## Requirement
Report every line in the listing that contains the string "text".
___ Available records ___
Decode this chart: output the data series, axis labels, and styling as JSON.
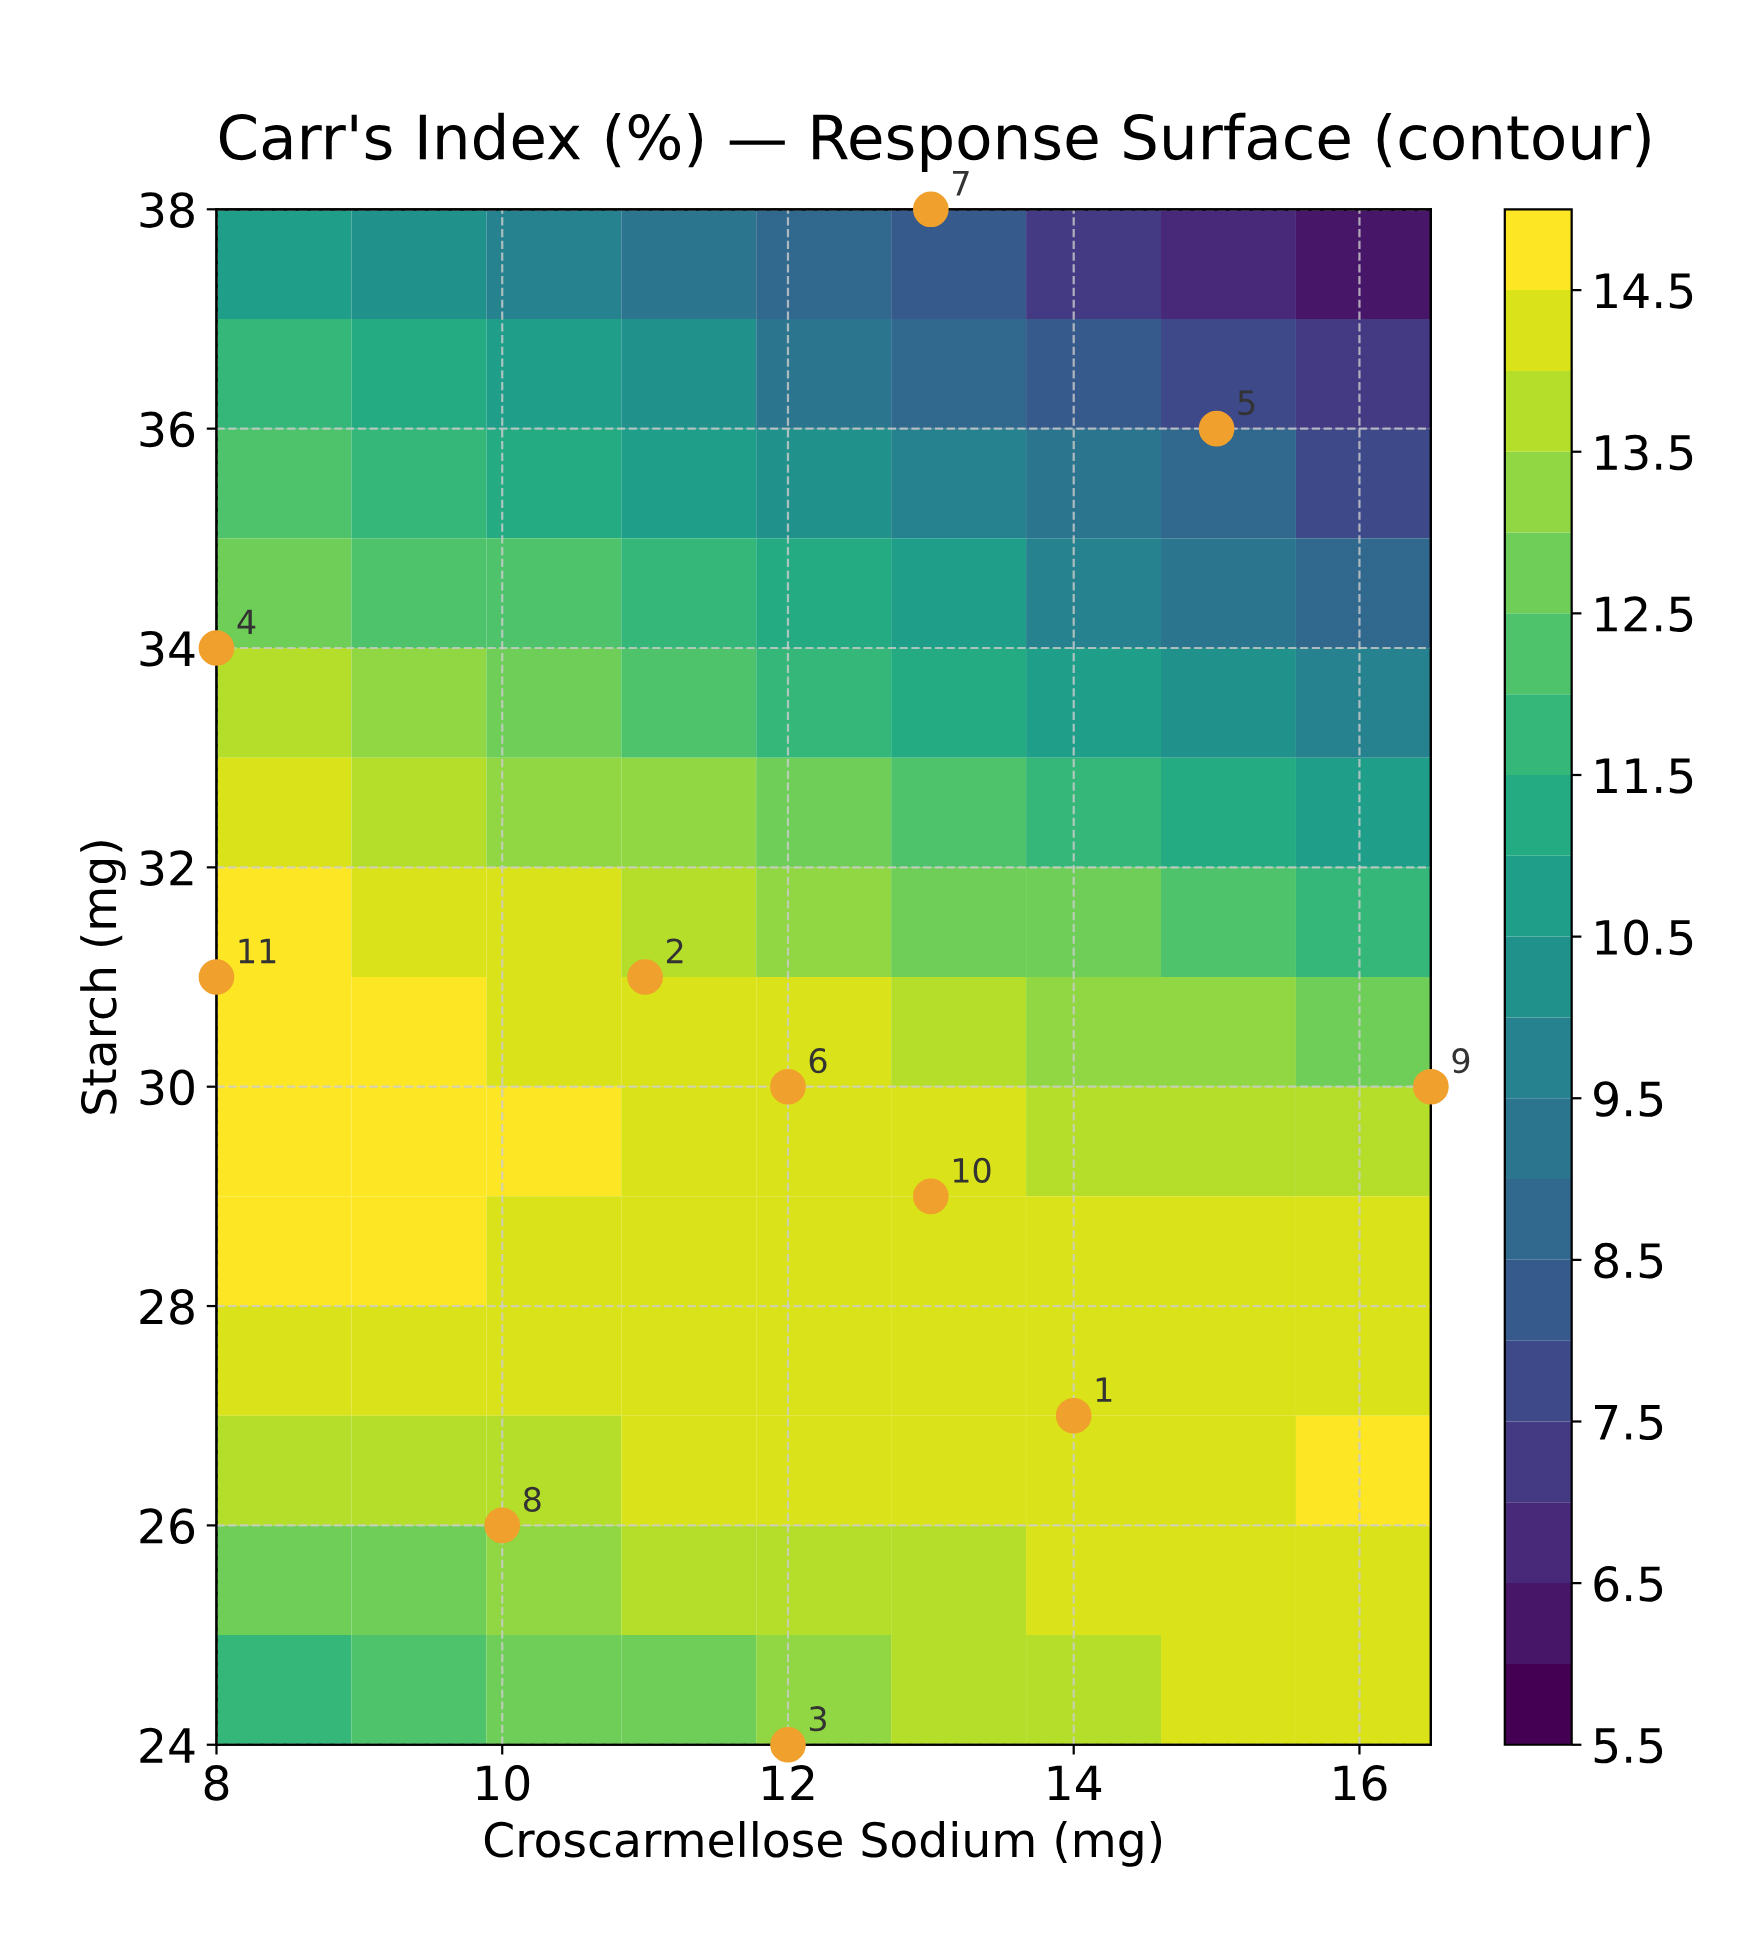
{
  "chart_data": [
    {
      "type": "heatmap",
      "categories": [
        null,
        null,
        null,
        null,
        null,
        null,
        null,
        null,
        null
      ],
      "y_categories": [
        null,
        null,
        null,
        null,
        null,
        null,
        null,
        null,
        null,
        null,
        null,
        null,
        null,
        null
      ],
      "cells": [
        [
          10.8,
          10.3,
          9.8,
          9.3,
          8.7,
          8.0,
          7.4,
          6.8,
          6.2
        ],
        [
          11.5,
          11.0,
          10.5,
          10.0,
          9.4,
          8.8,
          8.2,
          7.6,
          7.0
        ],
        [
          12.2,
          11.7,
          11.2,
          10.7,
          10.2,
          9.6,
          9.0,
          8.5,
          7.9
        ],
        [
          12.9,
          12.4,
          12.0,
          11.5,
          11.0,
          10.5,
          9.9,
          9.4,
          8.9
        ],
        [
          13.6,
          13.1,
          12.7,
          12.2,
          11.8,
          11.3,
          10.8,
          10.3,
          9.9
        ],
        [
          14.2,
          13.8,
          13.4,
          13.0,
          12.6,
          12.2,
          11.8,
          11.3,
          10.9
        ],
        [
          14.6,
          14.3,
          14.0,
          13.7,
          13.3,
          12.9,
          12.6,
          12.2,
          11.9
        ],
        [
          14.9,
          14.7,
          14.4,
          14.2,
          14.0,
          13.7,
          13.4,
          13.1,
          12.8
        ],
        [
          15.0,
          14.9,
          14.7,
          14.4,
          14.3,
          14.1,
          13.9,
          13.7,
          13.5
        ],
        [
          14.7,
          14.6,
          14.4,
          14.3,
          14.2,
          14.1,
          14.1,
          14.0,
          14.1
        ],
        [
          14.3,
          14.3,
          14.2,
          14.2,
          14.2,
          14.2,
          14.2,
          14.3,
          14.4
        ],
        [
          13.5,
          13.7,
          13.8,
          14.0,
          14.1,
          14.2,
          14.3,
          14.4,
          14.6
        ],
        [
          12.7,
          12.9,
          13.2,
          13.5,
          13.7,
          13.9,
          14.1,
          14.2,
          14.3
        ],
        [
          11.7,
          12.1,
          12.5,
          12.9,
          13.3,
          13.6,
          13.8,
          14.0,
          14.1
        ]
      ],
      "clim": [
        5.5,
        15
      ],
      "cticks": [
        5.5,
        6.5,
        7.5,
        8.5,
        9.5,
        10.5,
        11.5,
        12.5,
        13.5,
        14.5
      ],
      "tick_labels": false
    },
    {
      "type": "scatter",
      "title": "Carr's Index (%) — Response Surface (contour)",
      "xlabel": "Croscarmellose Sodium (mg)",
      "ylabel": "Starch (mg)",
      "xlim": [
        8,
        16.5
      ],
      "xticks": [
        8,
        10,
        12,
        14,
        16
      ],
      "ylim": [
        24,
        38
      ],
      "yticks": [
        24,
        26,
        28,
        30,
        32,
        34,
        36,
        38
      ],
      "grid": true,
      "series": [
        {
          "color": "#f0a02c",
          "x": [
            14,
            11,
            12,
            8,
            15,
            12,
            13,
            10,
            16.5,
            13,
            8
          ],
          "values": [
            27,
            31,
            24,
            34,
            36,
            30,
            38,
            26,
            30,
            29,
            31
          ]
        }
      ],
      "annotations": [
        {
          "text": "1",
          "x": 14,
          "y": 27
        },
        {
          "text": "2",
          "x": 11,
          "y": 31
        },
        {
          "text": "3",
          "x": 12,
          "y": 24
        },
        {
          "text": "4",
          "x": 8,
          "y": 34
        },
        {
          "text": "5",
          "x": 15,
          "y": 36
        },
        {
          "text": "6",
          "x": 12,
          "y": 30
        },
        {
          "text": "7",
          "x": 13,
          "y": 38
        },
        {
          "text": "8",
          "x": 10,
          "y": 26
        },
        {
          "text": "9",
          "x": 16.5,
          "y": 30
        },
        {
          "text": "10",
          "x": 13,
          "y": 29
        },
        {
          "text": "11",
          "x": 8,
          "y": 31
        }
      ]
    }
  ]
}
___
___ Available records ___
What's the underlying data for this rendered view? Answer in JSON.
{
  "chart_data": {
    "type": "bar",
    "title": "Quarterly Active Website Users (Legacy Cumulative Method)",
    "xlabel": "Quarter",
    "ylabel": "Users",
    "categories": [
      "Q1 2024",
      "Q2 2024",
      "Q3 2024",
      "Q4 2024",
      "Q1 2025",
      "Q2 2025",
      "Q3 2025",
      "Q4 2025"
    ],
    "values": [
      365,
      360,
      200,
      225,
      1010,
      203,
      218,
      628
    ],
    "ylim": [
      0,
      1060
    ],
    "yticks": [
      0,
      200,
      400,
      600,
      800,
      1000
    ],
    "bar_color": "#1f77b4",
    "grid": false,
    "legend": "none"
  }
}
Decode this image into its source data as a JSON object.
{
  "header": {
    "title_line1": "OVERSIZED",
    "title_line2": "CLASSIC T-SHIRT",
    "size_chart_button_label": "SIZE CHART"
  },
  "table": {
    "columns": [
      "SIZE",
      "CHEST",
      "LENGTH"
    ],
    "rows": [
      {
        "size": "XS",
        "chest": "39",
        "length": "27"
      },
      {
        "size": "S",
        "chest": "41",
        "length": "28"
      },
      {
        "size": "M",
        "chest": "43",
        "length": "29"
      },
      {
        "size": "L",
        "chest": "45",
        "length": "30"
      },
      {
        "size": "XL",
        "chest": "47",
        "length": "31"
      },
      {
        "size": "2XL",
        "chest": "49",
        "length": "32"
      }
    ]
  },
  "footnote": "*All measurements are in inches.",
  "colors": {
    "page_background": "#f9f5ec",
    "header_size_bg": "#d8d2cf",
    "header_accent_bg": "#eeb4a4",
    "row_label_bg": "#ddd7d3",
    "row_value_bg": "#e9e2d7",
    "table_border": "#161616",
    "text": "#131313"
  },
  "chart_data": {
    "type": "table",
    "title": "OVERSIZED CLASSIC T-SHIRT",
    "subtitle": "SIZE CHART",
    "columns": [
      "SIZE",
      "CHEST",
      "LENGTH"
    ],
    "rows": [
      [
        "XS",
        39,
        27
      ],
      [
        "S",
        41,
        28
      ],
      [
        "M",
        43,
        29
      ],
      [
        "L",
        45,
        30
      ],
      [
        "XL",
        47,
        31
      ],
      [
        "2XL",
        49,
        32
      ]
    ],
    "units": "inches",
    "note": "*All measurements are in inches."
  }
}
___
___ Available records ___
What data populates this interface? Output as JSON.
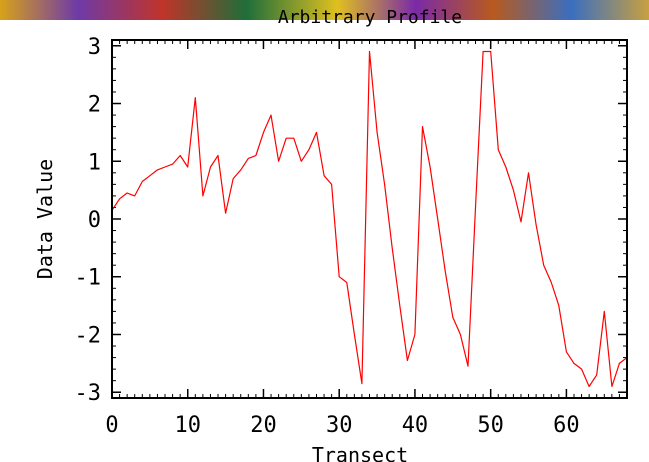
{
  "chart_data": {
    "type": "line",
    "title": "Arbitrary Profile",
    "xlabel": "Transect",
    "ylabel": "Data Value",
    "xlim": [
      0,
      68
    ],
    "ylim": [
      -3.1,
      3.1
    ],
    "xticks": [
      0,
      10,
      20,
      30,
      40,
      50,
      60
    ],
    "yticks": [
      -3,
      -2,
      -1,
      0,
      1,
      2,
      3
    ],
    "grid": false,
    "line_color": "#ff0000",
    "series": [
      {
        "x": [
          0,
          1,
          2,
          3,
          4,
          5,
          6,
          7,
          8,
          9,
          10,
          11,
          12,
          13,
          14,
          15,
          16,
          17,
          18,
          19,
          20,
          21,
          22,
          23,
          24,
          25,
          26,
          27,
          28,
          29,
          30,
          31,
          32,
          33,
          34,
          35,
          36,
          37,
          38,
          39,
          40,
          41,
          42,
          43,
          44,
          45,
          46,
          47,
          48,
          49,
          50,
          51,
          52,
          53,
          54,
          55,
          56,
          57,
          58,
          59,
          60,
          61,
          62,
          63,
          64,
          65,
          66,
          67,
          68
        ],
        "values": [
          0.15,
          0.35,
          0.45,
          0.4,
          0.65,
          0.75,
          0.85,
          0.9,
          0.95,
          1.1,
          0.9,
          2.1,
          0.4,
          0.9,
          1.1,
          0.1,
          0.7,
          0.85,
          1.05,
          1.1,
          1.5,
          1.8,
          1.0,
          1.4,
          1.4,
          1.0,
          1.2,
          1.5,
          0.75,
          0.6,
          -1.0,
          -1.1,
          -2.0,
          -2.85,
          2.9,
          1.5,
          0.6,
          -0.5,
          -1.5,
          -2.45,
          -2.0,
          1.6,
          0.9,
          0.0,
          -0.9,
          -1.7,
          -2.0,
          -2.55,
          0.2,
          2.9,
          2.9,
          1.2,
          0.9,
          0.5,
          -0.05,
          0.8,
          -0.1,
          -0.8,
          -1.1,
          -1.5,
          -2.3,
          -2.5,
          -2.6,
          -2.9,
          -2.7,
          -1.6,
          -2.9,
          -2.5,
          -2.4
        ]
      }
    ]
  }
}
___
## Exercise output
          "text": "1",
          "text": "2",
          "text": "3",
          "text": "4",
          "text": "5",
          "text": "6",
          "text": "7",
          "text": "8",
          "text": "9",
          "text": "10",
          "text": "11",
    "text": "#131313"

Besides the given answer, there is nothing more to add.